▶ _JOB_: Copy every record below, exactly as written.

-- BEGIN --

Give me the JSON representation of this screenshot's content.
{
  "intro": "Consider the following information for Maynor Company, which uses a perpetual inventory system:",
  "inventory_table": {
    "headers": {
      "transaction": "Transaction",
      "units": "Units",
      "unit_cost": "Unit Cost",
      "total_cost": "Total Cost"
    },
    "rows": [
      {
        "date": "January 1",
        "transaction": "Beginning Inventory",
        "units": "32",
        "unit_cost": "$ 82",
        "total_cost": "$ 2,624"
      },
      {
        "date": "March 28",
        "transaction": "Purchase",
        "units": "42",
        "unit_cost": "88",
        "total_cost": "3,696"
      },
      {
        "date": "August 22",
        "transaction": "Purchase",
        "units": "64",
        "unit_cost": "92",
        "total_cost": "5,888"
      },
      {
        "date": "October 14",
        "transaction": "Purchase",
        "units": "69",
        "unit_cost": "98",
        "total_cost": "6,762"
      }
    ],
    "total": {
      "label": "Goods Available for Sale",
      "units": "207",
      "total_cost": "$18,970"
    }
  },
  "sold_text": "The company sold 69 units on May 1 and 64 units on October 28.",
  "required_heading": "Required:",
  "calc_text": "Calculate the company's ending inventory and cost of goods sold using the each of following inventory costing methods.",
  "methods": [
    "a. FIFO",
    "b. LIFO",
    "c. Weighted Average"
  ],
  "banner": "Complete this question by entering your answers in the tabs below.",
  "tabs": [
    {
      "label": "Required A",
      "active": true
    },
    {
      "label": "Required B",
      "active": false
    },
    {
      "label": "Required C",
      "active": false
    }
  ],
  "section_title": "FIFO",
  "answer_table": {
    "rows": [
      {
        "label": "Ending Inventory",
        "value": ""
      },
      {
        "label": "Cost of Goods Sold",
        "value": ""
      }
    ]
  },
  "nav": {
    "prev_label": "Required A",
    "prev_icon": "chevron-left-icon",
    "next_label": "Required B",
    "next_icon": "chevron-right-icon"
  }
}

-- END --

▶ _RESPONSE TO THIS EXERCISE_:
Give me the JSON representation of this screenshot's content.
{
  "intro": "Consider the following information for Maynor Company, which uses a perpetual inventory system:",
  "inventory_table": {
    "headers": {
      "transaction": "Transaction",
      "units": "Units",
      "unit_cost": "Unit Cost",
      "total_cost": "Total Cost"
    },
    "rows": [
      {
        "date": "January 1",
        "transaction": "Beginning Inventory",
        "units": "32",
        "unit_cost": "$ 82",
        "total_cost": "$ 2,624"
      },
      {
        "date": "March 28",
        "transaction": "Purchase",
        "units": "42",
        "unit_cost": "88",
        "total_cost": "3,696"
      },
      {
        "date": "August 22",
        "transaction": "Purchase",
        "units": "64",
        "unit_cost": "92",
        "total_cost": "5,888"
      },
      {
        "date": "October 14",
        "transaction": "Purchase",
        "units": "69",
        "unit_cost": "98",
        "total_cost": "6,762"
      }
    ],
    "total": {
      "label": "Goods Available for Sale",
      "units": "207",
      "total_cost": "$18,970"
    }
  },
  "sold_text": "The company sold 69 units on May 1 and 64 units on October 28.",
  "required_heading": "Required:",
  "calc_text": "Calculate the company's ending inventory and cost of goods sold using the each of following inventory costing methods.",
  "methods": [
    "a. FIFO",
    "b. LIFO",
    "c. Weighted Average"
  ],
  "banner": "Complete this question by entering your answers in the tabs below.",
  "tabs": [
    {
      "label": "Required A",
      "active": true
    },
    {
      "label": "Required B",
      "active": false
    },
    {
      "label": "Required C",
      "active": false
    }
  ],
  "section_title": "FIFO",
  "answer_table": {
    "rows": [
      {
        "label": "Ending Inventory",
        "value": ""
      },
      {
        "label": "Cost of Goods Sold",
        "value": ""
      }
    ]
  },
  "nav": {
    "prev_label": "Required A",
    "prev_icon": "chevron-left-icon",
    "next_label": "Required B",
    "next_icon": "chevron-right-icon"
  }
}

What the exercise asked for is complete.